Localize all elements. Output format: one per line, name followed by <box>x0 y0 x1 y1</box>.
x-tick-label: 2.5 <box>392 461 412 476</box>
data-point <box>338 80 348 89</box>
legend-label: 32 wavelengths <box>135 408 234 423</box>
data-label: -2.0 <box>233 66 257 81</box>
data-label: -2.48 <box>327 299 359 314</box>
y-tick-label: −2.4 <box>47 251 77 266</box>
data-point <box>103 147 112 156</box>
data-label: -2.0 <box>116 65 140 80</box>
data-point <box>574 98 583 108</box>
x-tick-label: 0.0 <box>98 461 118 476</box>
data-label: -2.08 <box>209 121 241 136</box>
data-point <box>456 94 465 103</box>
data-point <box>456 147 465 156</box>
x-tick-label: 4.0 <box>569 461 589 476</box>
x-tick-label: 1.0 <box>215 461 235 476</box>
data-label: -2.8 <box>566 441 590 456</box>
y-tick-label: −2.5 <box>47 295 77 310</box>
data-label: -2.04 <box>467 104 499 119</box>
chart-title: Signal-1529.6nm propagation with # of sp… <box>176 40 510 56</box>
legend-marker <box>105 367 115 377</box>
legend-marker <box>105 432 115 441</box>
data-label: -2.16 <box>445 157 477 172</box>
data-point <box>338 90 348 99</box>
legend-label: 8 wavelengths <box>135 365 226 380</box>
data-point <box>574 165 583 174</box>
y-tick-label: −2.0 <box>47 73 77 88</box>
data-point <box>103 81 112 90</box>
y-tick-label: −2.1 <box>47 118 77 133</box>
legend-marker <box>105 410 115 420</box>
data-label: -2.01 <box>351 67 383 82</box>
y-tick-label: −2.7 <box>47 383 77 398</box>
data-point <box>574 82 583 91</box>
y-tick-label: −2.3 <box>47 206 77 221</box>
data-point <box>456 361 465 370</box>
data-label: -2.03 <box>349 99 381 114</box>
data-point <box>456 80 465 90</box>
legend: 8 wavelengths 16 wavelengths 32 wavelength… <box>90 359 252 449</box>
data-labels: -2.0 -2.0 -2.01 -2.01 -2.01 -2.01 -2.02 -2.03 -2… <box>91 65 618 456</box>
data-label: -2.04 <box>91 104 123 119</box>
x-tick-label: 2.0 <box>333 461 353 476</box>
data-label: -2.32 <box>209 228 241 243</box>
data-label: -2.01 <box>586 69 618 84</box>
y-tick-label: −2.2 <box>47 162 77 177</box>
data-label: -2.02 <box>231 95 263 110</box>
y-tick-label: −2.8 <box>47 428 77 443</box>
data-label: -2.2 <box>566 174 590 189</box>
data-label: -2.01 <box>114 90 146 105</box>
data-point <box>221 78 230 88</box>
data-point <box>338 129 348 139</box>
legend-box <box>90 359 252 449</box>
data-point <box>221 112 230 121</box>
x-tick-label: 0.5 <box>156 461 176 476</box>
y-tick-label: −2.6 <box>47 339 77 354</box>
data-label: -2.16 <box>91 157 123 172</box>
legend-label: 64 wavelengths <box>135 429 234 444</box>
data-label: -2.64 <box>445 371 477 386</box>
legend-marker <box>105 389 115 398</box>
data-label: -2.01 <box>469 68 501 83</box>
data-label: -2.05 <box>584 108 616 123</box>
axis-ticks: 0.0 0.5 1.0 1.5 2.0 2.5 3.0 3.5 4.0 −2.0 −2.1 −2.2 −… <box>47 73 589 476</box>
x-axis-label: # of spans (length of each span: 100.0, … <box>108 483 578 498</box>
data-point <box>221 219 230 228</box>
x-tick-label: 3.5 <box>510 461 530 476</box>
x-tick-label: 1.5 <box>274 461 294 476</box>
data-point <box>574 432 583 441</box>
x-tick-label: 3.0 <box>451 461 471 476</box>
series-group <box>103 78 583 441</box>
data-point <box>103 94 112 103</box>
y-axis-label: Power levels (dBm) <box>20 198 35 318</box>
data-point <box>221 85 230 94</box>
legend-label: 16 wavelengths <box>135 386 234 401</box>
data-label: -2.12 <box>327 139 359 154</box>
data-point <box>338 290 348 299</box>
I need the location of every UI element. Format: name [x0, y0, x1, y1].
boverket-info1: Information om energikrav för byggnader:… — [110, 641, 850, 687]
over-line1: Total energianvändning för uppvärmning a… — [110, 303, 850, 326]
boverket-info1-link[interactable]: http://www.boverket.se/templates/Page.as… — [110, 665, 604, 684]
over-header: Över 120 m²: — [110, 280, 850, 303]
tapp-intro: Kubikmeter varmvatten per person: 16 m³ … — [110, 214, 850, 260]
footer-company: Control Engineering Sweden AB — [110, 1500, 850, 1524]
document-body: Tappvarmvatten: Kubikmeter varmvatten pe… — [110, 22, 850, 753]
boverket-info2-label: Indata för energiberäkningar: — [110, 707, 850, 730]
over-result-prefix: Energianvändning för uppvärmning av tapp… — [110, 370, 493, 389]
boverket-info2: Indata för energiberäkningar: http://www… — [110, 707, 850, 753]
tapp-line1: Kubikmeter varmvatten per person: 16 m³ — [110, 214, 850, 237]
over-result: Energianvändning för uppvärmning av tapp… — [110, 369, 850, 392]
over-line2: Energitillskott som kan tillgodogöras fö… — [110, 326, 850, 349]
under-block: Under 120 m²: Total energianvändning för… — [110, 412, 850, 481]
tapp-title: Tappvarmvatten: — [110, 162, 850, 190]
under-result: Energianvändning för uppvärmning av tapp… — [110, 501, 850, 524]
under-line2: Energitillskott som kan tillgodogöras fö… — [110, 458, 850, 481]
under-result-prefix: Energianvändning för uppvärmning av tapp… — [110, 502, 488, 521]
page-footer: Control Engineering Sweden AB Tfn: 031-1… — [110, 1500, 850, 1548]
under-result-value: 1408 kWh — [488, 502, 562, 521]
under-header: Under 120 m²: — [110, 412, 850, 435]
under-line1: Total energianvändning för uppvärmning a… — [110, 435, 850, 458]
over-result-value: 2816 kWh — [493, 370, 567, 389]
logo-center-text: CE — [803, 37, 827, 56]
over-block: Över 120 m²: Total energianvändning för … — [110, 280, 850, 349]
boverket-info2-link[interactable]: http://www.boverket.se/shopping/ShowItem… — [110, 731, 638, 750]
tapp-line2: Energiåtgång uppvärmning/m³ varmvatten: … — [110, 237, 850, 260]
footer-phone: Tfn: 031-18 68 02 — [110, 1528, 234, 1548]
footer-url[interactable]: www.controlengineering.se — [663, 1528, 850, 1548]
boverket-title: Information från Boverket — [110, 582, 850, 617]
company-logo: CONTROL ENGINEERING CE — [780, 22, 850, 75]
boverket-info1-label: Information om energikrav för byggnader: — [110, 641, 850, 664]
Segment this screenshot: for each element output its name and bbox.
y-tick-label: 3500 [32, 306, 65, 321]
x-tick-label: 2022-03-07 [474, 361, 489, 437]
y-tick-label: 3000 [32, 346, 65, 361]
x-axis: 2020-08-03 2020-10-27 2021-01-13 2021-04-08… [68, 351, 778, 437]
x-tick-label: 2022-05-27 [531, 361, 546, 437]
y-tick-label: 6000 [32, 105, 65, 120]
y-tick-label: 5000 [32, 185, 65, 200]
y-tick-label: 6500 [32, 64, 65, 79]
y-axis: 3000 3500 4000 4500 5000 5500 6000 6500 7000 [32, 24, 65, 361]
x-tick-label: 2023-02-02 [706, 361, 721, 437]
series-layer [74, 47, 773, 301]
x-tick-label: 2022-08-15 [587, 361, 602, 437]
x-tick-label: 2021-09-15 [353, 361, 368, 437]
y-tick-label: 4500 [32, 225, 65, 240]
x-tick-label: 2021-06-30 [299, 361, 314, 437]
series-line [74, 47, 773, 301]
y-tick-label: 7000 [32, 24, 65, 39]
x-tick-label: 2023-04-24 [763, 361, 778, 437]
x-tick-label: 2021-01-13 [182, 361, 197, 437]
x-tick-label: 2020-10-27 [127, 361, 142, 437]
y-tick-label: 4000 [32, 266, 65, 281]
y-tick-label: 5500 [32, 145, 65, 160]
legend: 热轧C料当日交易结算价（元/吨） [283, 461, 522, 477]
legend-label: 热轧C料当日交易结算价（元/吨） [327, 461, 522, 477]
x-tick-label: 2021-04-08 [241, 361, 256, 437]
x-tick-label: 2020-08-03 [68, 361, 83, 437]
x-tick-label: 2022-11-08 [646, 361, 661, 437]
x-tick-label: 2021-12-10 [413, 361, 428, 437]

What the task requires:
Copy out the rows from the first line through the line containing "data-label: -2.08 <box>209 121 241 136</box>", inclusive, reproducing them without any change.

Task solution:
Localize all elements. Output format: one per line, name followed by <box>x0 y0 x1 y1</box>.
x-tick-label: 2.5 <box>392 461 412 476</box>
data-point <box>338 80 348 89</box>
legend-label: 32 wavelengths <box>135 408 234 423</box>
data-label: -2.0 <box>233 66 257 81</box>
data-label: -2.48 <box>327 299 359 314</box>
y-tick-label: −2.4 <box>47 251 77 266</box>
data-point <box>103 147 112 156</box>
data-label: -2.0 <box>116 65 140 80</box>
data-point <box>574 98 583 108</box>
x-tick-label: 0.0 <box>98 461 118 476</box>
data-label: -2.08 <box>209 121 241 136</box>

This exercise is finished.